* [The task]:
Output as a JSON list of strings everything from the line containing "PathPatch shape <box>208 110 406 155</box>" down to the line containing "List UI elements", one string per line, with blank lines left out and nothing else included.

** BEGIN **

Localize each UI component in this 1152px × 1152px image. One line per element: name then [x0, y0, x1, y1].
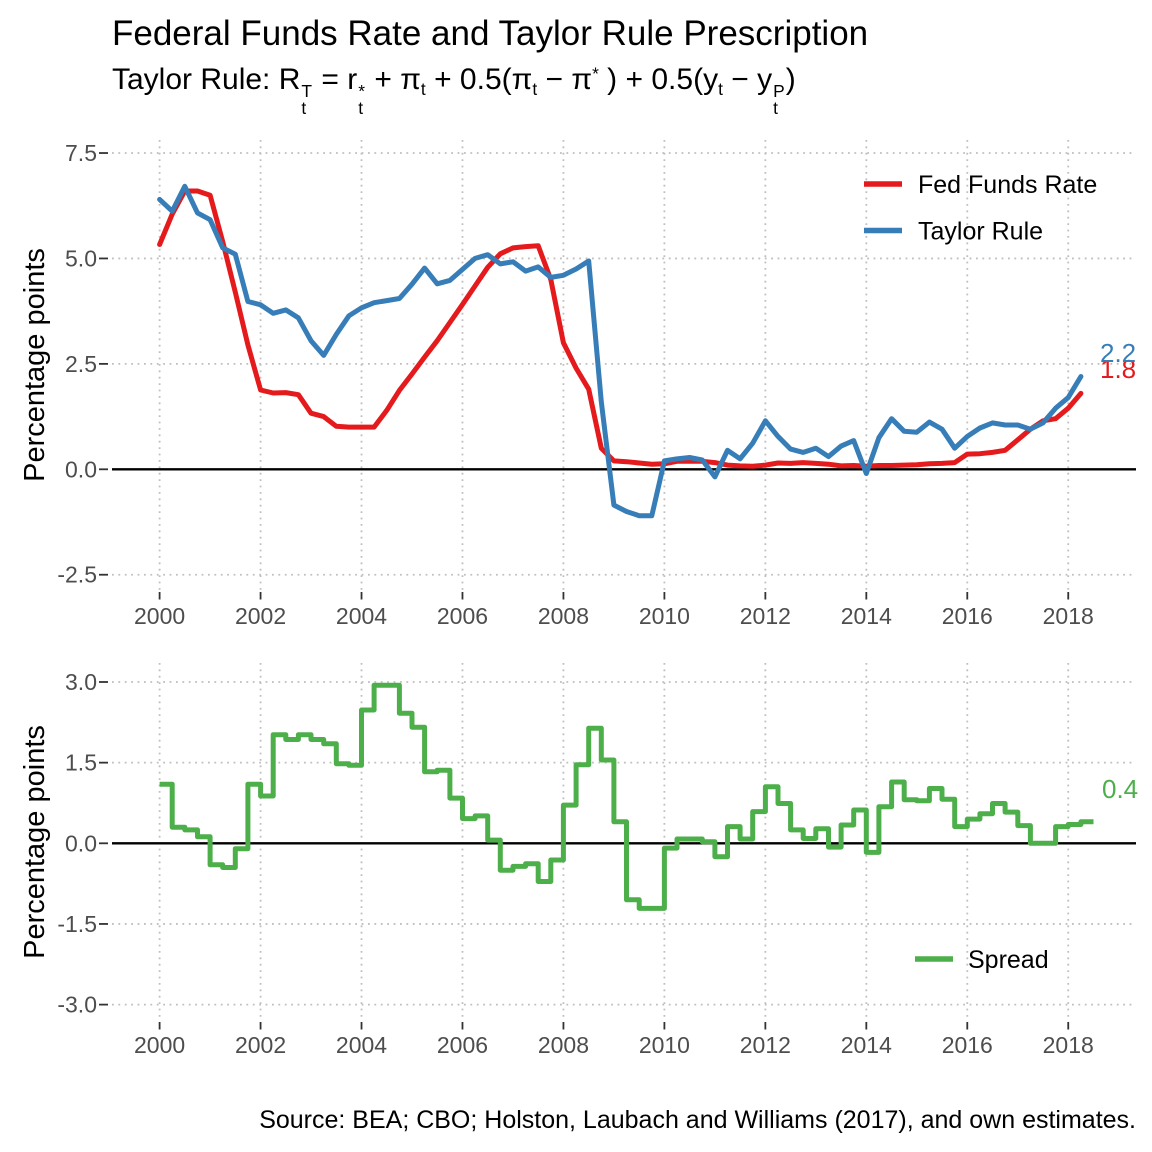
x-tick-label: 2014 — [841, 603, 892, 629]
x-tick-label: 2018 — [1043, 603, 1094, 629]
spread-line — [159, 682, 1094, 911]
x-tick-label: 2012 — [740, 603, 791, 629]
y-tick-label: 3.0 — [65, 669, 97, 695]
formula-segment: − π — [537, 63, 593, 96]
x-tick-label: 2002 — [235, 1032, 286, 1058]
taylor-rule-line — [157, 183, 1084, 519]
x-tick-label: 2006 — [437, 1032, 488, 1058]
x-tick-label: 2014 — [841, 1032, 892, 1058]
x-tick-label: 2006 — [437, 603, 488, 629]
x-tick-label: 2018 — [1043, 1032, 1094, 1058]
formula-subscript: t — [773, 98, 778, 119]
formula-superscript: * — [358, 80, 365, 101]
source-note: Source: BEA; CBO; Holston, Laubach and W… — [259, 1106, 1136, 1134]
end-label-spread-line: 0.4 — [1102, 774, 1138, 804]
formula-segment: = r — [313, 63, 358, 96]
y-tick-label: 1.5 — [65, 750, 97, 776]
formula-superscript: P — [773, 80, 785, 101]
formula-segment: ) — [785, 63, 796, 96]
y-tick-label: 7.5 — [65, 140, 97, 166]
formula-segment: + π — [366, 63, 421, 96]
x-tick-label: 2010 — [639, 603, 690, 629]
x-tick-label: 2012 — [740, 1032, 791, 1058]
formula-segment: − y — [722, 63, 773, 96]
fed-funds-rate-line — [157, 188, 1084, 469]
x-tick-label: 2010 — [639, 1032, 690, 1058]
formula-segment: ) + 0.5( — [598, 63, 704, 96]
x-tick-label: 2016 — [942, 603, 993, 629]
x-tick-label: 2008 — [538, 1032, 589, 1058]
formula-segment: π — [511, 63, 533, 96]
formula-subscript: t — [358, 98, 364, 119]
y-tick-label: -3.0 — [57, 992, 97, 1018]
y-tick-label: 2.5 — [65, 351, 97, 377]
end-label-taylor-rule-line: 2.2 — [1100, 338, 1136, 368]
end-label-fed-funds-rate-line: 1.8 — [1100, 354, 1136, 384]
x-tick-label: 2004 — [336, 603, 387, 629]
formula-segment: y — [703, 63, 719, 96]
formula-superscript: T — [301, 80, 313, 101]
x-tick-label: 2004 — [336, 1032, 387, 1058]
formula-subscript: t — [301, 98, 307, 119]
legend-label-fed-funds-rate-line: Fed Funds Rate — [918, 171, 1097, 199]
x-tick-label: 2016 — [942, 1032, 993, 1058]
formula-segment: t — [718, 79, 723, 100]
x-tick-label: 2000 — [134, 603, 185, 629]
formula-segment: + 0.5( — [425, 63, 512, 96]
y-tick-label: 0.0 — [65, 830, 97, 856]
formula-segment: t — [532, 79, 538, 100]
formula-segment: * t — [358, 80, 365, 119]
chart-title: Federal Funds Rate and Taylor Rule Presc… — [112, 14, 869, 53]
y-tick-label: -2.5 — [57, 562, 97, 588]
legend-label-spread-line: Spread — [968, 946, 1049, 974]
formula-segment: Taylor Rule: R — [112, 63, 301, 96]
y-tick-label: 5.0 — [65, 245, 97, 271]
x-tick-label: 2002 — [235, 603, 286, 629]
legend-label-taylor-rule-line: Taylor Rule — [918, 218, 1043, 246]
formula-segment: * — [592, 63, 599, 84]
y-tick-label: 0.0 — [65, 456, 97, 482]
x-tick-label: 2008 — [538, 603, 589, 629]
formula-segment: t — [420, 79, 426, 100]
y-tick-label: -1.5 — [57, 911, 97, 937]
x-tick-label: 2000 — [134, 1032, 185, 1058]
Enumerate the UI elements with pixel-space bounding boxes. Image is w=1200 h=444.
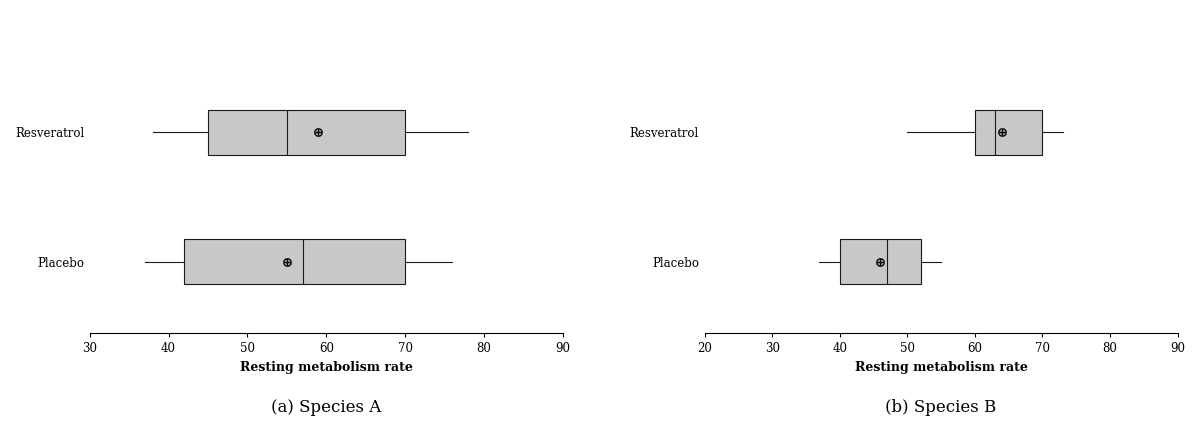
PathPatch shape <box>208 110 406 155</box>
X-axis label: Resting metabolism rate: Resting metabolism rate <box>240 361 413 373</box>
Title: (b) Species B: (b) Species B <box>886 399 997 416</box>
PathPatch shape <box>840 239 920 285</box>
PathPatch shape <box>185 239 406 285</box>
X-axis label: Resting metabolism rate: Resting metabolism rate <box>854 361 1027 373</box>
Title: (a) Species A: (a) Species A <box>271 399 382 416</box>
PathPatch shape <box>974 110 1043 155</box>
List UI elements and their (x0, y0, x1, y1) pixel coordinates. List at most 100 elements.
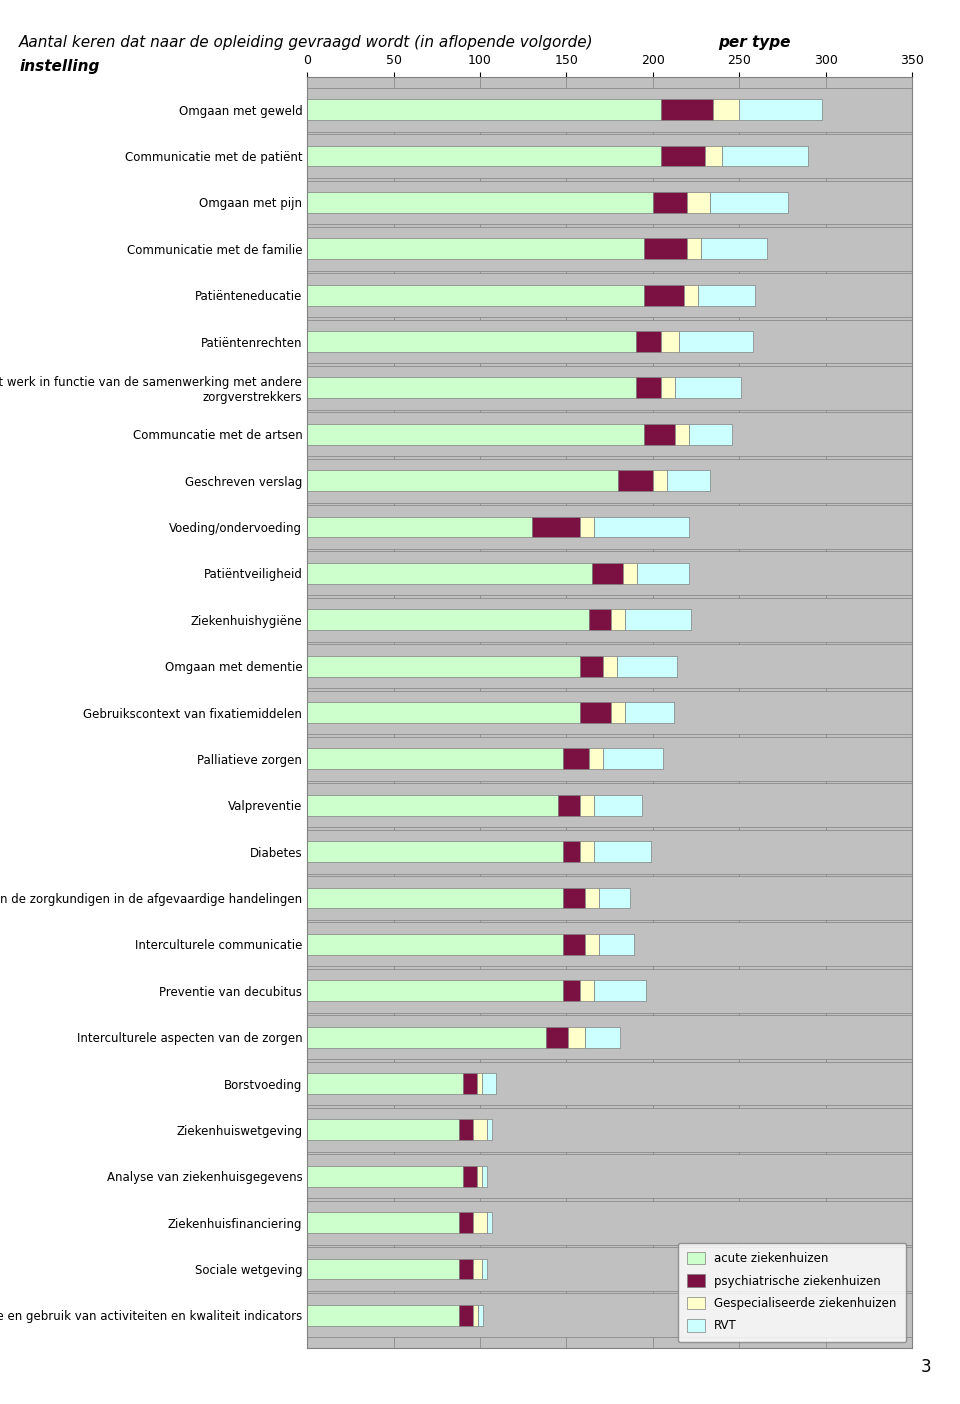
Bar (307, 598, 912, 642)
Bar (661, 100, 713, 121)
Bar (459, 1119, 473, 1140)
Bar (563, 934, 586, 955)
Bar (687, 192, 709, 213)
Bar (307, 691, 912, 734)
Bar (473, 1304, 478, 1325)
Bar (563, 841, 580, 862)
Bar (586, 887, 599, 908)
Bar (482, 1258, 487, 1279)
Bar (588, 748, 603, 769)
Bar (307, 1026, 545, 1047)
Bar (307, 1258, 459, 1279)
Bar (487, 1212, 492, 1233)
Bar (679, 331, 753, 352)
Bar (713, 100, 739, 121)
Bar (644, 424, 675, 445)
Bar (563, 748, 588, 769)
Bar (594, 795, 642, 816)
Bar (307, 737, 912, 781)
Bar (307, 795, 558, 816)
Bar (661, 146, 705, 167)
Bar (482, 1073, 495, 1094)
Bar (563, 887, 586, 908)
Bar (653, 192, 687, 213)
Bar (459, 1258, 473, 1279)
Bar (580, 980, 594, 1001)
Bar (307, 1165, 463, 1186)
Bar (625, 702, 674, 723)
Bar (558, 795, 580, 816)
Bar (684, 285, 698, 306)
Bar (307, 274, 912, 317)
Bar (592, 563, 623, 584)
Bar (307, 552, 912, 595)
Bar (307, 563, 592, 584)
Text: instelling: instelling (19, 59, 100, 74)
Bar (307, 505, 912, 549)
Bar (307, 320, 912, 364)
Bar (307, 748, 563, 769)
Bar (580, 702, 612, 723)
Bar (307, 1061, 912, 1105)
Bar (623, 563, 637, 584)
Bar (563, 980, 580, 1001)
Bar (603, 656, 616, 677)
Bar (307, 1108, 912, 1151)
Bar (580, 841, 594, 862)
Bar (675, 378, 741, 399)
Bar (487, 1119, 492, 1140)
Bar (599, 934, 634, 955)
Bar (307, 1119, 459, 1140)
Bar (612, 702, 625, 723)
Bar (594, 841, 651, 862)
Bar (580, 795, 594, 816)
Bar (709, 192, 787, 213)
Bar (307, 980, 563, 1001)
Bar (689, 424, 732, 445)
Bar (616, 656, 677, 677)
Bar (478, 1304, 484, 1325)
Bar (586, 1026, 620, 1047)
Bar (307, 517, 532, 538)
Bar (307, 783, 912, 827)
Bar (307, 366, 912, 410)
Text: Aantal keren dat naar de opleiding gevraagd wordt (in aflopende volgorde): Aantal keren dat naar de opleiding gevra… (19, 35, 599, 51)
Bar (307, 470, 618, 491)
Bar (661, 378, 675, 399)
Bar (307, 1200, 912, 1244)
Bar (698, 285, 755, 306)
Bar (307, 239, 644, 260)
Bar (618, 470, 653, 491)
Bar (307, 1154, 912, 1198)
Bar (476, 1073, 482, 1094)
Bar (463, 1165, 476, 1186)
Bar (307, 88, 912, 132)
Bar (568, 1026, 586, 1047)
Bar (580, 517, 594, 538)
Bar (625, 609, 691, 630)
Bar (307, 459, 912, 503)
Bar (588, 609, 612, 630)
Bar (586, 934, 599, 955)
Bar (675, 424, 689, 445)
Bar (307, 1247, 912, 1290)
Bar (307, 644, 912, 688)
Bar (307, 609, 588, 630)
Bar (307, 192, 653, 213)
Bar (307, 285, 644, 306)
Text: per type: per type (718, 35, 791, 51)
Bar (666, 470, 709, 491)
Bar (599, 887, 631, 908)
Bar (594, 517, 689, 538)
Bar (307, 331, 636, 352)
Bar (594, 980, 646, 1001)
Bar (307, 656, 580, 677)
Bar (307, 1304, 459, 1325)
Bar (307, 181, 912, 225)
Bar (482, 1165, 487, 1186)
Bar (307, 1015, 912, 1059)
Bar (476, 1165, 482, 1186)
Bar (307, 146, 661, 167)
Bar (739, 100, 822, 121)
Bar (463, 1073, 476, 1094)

** END **

* [Finished exercise]:
[
  "PathPatch shape <box>208 110 406 155</box>",
  "X-axis label: Resting metabolism rate: Resting metabolism rate <box>240 361 413 373</box>",
  "Title: (b) Species B: (b) Species B <box>886 399 997 416</box>",
  "PathPatch shape <box>840 239 920 285</box>",
  "PathPatch shape <box>185 239 406 285</box>",
  "X-axis label: Resting metabolism rate: Resting metabolism rate <box>854 361 1027 373</box>",
  "Title: (a) Species A: (a) Species A <box>271 399 382 416</box>",
  "PathPatch shape <box>974 110 1043 155</box>",
  "List UI elements and their (x0, y0, x1, y1) pixel coordinates. List at most 100 elements."
]